Supplied records:

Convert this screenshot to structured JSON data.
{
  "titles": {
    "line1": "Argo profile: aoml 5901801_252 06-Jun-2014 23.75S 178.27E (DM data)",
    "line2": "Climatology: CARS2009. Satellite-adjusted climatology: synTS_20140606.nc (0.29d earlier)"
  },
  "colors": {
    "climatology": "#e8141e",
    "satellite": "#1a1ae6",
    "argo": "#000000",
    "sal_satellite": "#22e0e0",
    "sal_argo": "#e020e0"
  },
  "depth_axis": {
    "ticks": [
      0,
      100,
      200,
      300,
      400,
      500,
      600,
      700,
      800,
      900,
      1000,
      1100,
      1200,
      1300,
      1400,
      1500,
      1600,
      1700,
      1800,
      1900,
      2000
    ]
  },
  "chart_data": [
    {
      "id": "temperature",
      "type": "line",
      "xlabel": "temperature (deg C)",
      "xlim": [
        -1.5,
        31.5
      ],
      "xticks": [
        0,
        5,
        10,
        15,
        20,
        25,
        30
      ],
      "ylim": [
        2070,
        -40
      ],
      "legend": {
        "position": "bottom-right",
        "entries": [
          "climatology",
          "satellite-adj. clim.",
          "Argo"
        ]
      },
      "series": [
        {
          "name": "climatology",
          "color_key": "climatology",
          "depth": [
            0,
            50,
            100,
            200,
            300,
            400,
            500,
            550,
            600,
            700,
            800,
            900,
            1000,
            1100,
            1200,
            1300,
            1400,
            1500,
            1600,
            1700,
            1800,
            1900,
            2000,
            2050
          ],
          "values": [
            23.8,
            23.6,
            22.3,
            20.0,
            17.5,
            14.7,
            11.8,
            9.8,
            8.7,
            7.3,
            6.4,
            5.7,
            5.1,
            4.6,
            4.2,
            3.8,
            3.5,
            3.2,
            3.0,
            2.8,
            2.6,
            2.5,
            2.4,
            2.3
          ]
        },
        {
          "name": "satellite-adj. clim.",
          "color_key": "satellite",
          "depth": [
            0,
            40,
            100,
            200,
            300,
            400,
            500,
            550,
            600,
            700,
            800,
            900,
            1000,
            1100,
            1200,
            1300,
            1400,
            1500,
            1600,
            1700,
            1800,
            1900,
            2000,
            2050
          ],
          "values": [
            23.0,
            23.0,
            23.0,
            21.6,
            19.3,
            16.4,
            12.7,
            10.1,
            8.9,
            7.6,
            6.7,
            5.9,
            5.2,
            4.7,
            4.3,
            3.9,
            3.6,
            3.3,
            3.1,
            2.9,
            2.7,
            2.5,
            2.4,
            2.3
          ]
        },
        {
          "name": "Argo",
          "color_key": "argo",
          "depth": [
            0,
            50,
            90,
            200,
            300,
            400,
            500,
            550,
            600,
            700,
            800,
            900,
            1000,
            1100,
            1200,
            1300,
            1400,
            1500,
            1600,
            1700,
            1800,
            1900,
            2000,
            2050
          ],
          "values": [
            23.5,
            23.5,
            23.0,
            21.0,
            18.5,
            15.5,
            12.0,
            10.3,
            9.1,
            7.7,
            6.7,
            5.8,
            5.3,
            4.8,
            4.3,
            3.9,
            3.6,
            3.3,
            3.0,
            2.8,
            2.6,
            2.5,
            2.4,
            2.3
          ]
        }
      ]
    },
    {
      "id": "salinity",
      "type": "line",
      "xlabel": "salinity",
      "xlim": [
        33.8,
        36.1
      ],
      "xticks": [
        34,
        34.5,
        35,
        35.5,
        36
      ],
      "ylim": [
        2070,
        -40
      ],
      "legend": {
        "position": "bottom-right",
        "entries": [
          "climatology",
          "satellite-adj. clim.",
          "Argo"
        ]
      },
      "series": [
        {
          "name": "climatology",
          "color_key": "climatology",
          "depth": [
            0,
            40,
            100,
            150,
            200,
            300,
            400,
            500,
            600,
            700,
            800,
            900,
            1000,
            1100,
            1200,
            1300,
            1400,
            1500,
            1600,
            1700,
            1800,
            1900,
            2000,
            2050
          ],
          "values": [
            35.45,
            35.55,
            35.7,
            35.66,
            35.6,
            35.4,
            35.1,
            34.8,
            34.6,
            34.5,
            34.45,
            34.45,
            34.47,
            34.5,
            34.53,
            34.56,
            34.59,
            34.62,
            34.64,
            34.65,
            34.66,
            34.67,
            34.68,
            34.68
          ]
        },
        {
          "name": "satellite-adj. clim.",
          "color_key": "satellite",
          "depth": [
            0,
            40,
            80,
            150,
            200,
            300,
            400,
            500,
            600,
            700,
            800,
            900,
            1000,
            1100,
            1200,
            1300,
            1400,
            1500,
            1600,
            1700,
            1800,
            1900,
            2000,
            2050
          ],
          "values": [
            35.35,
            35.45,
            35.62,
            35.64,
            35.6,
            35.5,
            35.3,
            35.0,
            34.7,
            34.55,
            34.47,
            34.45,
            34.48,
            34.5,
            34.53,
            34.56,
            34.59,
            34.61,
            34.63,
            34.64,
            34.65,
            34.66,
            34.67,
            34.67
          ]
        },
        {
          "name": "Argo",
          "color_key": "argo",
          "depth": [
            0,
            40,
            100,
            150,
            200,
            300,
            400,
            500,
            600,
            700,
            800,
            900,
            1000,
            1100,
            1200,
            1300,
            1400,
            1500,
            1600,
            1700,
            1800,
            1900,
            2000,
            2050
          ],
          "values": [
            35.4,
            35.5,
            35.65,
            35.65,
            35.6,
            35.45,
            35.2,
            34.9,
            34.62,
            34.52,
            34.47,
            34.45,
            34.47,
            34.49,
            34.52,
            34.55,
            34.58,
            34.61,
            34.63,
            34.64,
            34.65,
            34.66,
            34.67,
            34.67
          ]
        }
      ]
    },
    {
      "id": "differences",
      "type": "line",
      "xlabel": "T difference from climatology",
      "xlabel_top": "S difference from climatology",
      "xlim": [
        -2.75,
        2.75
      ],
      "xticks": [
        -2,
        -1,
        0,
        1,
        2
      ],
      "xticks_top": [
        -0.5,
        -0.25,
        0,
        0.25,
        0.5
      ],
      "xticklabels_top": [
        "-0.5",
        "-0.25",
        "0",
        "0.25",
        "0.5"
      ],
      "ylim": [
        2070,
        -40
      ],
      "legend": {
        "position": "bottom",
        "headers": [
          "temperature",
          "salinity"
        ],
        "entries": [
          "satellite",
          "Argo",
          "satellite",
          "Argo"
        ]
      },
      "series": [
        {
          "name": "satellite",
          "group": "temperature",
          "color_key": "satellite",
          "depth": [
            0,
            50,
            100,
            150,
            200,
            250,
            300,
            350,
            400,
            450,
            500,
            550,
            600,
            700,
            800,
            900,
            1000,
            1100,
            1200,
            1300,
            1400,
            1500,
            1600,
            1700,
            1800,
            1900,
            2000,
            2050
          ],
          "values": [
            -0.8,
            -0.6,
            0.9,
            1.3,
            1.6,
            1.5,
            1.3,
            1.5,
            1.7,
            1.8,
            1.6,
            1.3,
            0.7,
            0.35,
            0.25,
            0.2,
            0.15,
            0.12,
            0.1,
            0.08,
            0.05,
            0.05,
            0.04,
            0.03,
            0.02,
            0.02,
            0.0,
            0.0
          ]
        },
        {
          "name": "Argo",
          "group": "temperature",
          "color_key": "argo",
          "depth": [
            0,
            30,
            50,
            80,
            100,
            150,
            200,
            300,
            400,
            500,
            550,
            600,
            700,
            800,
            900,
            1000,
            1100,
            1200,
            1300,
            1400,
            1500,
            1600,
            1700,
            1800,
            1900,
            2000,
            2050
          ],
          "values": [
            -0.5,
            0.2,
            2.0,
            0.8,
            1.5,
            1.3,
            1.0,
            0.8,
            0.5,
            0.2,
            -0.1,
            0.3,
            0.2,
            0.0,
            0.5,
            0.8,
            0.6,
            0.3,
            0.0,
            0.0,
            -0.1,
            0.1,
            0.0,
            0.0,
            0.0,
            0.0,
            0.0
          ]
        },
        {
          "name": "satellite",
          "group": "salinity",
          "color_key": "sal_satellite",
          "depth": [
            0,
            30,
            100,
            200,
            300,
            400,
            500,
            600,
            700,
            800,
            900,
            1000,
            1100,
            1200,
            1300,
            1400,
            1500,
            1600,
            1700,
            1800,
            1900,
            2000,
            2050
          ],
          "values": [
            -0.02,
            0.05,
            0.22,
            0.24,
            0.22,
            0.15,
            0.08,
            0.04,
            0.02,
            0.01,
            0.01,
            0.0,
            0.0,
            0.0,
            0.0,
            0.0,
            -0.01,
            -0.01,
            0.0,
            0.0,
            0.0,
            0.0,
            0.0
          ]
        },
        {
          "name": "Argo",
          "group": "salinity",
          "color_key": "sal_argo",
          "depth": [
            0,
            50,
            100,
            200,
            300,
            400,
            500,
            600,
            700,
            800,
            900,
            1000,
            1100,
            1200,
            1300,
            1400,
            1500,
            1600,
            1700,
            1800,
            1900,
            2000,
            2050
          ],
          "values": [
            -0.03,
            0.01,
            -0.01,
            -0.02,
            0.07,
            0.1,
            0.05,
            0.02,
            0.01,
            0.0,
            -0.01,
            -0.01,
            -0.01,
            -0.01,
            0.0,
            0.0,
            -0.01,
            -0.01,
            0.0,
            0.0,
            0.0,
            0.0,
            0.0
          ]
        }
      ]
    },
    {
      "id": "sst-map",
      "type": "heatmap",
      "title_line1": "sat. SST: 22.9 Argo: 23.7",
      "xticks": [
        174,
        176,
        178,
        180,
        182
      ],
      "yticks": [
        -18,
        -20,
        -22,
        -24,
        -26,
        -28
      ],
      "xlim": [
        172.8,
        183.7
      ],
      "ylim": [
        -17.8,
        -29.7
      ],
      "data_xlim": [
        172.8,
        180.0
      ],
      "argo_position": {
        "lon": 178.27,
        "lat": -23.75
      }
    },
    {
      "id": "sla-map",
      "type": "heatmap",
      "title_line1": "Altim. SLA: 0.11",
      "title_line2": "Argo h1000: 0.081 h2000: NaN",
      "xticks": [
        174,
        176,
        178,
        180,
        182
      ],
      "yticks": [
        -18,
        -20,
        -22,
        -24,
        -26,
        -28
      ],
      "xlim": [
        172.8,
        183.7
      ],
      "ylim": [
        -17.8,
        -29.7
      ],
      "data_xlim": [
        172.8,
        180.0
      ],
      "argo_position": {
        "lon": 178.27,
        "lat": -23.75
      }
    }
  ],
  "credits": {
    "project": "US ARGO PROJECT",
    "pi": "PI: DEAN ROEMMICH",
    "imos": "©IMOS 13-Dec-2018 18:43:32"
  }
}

Given exercise: Check each line above for the word "climatology", and copy the lines where it appears.

Task result:
    "line2": "Climatology: CARS2009. Satellite-adjusted climatology: synTS_20140606.nc (0.29d earlier)"
    "climatology": "#e8141e",
          "climatology",
          "name": "climatology",
          "color_key": "climatology",
          "climatology",
          "name": "climatology",
          "color_key": "climatology",
      "xlabel": "T difference from climatology",
      "xlabel_top": "S difference from climatology",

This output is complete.